Short problem »
Where the data below has the string "условия", return the whole line.
"""
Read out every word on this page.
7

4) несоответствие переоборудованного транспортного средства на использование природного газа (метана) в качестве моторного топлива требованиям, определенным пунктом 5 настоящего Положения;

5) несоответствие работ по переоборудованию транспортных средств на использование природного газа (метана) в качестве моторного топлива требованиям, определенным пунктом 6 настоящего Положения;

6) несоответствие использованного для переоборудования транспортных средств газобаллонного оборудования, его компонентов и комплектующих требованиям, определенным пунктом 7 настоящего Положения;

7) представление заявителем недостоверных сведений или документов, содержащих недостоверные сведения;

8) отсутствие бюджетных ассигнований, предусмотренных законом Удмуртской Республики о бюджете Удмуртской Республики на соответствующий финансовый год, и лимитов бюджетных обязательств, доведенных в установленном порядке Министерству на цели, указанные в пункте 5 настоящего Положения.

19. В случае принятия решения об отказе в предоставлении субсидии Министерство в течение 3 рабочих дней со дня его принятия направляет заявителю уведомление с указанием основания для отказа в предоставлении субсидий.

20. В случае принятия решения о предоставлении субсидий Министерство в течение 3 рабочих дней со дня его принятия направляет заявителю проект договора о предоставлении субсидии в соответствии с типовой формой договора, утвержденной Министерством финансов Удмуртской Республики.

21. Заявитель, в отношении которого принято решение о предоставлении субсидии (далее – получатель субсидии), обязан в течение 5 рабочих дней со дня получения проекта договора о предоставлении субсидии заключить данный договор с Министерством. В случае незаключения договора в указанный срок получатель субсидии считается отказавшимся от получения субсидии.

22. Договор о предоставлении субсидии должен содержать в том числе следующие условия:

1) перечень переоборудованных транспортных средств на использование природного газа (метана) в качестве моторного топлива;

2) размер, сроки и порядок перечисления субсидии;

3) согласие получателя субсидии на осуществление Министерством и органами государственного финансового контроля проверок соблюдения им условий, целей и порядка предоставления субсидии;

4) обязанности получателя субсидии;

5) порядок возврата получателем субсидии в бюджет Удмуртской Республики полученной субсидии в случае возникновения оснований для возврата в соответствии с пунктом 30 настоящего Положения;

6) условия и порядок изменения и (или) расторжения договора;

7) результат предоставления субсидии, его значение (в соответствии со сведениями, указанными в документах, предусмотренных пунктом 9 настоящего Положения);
"""
Written response »
22. Договор о предоставлении субсидии должен содержать в том числе следующие условия:
6) условия и порядок изменения и (или) расторжения договора;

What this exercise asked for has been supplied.